--- WRITTEN INSTRUCTION ---
Lines that include the word "hearing" are the ones to copy.

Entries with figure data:

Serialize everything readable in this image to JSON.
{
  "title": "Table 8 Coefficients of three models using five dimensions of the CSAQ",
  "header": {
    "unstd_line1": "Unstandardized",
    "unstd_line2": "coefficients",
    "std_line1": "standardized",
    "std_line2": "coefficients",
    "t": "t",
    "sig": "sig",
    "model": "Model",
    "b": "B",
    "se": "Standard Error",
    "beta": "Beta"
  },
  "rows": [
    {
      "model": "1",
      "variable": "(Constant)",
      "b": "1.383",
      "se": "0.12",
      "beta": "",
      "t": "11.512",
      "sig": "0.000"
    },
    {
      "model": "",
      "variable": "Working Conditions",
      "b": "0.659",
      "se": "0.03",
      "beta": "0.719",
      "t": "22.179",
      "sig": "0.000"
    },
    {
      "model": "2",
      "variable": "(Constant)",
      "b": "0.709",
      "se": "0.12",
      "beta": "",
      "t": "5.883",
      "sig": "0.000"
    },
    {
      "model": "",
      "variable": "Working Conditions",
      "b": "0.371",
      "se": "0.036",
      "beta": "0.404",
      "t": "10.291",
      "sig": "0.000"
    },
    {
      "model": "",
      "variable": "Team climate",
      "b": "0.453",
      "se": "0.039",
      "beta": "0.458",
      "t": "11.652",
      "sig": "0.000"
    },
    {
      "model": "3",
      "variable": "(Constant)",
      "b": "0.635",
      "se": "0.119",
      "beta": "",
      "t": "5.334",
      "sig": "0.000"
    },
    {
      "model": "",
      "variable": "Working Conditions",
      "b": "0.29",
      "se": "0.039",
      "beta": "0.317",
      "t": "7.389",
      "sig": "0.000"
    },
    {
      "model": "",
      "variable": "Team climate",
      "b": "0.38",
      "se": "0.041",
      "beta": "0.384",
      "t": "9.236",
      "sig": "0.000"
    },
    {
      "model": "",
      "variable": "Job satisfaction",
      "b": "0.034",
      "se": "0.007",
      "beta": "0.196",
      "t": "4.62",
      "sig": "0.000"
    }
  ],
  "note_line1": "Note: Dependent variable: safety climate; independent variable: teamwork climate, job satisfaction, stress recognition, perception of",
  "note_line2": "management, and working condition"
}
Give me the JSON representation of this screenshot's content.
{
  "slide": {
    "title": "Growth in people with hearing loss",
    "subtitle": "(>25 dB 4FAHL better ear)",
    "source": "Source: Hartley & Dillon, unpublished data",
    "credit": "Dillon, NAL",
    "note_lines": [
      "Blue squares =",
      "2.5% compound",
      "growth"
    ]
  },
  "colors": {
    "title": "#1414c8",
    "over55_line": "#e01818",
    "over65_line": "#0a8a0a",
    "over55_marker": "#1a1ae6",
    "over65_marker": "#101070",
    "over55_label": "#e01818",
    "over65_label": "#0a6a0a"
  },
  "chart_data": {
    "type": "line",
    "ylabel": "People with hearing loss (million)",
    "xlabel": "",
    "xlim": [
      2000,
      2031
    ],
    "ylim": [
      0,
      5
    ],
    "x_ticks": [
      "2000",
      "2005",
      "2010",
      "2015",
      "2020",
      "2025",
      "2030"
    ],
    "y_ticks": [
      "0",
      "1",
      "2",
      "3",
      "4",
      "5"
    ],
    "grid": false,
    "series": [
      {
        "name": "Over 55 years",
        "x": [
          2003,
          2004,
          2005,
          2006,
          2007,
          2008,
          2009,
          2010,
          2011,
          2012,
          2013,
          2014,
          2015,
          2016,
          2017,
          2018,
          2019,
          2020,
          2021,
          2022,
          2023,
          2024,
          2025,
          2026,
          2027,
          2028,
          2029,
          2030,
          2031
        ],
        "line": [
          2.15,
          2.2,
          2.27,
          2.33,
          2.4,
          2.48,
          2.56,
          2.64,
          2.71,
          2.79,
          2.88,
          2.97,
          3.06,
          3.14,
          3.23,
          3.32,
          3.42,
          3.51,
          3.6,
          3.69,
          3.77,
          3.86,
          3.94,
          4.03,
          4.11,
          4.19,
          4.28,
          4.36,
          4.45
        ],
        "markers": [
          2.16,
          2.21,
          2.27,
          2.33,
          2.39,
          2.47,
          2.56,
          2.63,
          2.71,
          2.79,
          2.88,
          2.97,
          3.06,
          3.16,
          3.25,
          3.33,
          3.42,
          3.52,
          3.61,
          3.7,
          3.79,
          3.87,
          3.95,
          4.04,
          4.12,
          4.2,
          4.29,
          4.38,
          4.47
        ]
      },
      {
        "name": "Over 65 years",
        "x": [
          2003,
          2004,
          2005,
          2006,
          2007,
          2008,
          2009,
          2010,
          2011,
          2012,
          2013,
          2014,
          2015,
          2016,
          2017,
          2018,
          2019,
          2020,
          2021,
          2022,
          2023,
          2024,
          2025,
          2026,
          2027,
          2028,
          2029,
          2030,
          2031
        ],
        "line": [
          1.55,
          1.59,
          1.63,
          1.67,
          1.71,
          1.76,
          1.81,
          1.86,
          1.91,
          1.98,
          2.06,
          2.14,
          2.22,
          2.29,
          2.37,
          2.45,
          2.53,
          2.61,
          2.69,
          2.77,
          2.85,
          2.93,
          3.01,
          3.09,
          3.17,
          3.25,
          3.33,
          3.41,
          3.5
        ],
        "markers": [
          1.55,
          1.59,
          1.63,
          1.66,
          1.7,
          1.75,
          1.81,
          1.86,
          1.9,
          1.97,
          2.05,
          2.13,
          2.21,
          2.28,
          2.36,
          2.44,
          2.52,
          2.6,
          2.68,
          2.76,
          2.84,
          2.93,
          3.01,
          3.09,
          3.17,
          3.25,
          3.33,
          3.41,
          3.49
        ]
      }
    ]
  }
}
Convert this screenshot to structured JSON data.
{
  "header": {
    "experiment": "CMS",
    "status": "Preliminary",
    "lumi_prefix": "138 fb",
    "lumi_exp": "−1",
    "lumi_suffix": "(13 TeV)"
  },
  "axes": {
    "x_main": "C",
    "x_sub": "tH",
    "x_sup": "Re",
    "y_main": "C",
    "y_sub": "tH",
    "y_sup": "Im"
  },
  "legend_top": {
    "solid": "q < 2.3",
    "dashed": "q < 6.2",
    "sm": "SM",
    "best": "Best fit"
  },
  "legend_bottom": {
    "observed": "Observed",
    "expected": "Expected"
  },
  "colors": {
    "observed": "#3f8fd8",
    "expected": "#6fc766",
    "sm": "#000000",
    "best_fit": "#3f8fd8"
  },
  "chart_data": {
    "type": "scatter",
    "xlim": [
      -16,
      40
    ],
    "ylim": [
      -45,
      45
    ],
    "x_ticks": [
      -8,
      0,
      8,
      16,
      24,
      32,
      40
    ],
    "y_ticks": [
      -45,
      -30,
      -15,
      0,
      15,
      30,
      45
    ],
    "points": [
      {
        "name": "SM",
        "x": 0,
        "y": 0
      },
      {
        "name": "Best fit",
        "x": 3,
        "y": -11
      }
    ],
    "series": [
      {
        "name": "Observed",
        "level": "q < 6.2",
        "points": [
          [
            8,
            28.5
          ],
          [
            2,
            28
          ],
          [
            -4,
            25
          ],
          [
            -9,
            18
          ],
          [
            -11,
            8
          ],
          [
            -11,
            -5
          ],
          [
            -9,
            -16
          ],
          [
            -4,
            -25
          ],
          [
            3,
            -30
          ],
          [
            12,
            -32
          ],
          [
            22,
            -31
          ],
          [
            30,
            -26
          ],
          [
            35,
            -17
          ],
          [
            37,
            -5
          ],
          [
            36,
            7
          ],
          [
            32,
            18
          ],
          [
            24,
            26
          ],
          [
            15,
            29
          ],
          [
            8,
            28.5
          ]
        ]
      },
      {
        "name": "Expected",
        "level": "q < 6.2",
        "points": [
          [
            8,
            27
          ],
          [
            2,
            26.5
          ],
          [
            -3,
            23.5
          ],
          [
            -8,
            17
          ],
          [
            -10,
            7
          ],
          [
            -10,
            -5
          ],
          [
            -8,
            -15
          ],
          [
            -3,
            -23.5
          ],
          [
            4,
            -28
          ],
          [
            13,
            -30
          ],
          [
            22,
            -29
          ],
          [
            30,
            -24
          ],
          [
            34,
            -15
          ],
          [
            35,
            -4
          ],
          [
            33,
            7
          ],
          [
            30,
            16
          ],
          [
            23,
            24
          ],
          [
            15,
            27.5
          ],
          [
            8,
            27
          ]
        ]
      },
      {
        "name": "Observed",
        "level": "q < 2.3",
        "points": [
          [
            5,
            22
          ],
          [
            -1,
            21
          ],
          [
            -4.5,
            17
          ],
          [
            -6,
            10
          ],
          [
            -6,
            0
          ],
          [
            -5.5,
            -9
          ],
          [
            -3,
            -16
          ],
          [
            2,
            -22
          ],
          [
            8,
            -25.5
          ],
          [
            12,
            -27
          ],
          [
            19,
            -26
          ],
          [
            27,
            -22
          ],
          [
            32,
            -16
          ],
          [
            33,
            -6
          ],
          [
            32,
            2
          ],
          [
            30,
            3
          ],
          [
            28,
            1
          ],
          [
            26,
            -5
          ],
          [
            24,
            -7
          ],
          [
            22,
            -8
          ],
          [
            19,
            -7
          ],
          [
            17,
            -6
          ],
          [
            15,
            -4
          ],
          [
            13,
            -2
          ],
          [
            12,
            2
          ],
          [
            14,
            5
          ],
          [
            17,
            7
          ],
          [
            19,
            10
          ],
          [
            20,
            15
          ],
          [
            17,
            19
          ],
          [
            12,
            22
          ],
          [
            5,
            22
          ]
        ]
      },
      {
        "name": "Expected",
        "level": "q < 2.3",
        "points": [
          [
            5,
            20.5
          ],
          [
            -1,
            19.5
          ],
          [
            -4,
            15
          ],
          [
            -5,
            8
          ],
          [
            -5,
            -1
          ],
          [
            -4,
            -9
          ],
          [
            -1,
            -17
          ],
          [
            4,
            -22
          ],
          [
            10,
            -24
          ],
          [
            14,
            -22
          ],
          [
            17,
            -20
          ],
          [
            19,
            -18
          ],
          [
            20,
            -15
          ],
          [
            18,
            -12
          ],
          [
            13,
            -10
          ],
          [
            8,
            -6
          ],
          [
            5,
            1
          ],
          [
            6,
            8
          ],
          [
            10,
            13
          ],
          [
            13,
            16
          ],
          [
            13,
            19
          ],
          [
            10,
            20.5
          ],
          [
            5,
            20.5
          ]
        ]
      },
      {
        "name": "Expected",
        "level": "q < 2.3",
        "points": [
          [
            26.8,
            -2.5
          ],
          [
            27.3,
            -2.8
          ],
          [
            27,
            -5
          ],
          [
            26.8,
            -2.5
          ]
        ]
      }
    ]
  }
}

--- TASK ANSWER ---
    "title": "Growth in people with hearing loss",
    "ylabel": "People with hearing loss (million)",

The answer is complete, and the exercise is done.